◆ **DIRECTIONS**
Every entry should be repeated exactly. Omit the pictures.

[Figure content listings]

* START *

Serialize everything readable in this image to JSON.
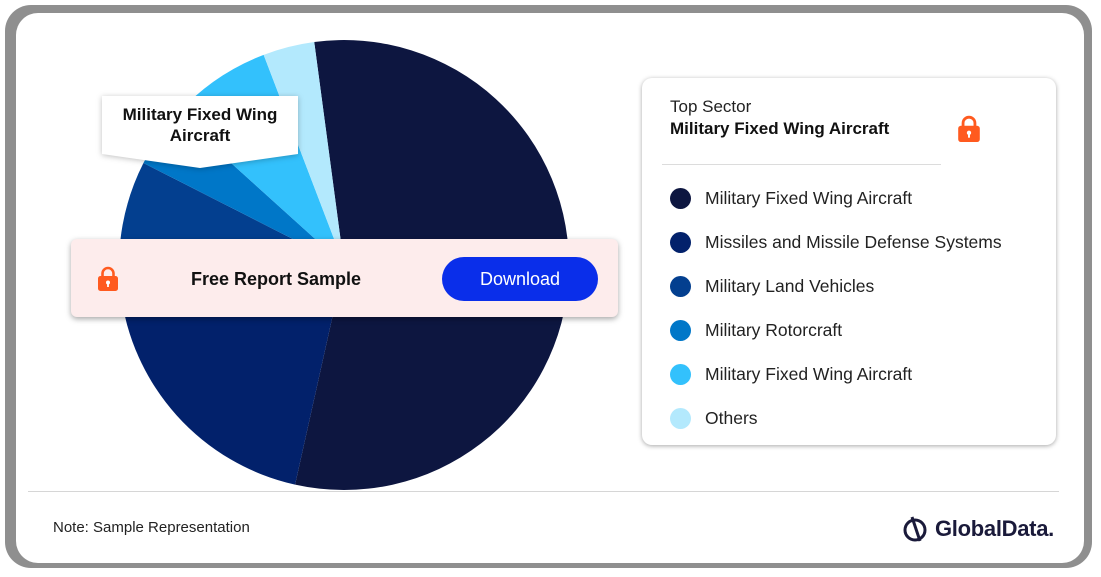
{
  "chart_data": {
    "type": "pie",
    "categories": [
      "Military Fixed Wing Aircraft",
      "Missiles and Missile Defense Systems",
      "Military Land Vehicles",
      "Military Rotorcraft",
      "Military Fixed Wing Aircraft",
      "Others"
    ],
    "values": [
      55.6,
      19.7,
      9.3,
      4.2,
      7.5,
      3.7
    ],
    "colors": [
      "#0d1640",
      "#02216b",
      "#033f8f",
      "#0077c8",
      "#33c1fc",
      "#b3e9fd"
    ],
    "start_angle_deg": -7.6,
    "title": "",
    "callout": "Military Fixed Wing Aircraft"
  },
  "top_sector": {
    "label": "Top Sector",
    "value": "Military Fixed Wing Aircraft"
  },
  "banner": {
    "text": "Free Report Sample",
    "button": "Download"
  },
  "note": "Note: Sample Representation",
  "logo": "GlobalData.",
  "icons": {
    "lock": "lock-icon",
    "logo": "globaldata-logo-icon"
  },
  "accent_color": "#ff5a1f"
}
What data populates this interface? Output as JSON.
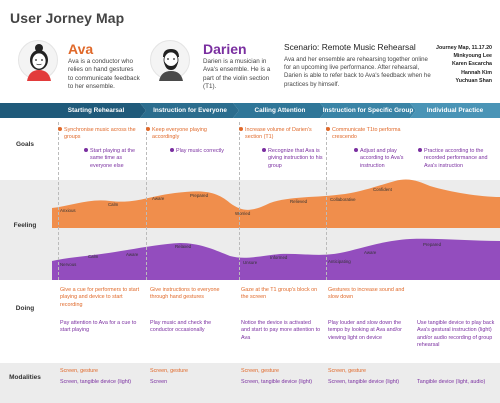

* END *

◆ **OUTPUT OF THE TASK**
Serialize everything readable in this image to JSON.
{
  "chart_data": {
    "type": "pie",
    "categories": [
      "Military Fixed Wing Aircraft",
      "Missiles and Missile Defense Systems",
      "Military Land Vehicles",
      "Military Rotorcraft",
      "Military Fixed Wing Aircraft",
      "Others"
    ],
    "values": [
      55.6,
      19.7,
      9.3,
      4.2,
      7.5,
      3.7
    ],
    "colors": [
      "#0d1640",
      "#02216b",
      "#033f8f",
      "#0077c8",
      "#33c1fc",
      "#b3e9fd"
    ],
    "start_angle_deg": -7.6,
    "title": "",
    "callout": "Military Fixed Wing Aircraft"
  },
  "top_sector": {
    "label": "Top Sector",
    "value": "Military Fixed Wing Aircraft"
  },
  "banner": {
    "text": "Free Report Sample",
    "button": "Download"
  },
  "note": "Note: Sample Representation",
  "logo": "GlobalData.",
  "icons": {
    "lock": "lock-icon",
    "logo": "globaldata-logo-icon"
  },
  "accent_color": "#ff5a1f"
}
What data populates this interface? Output as JSON.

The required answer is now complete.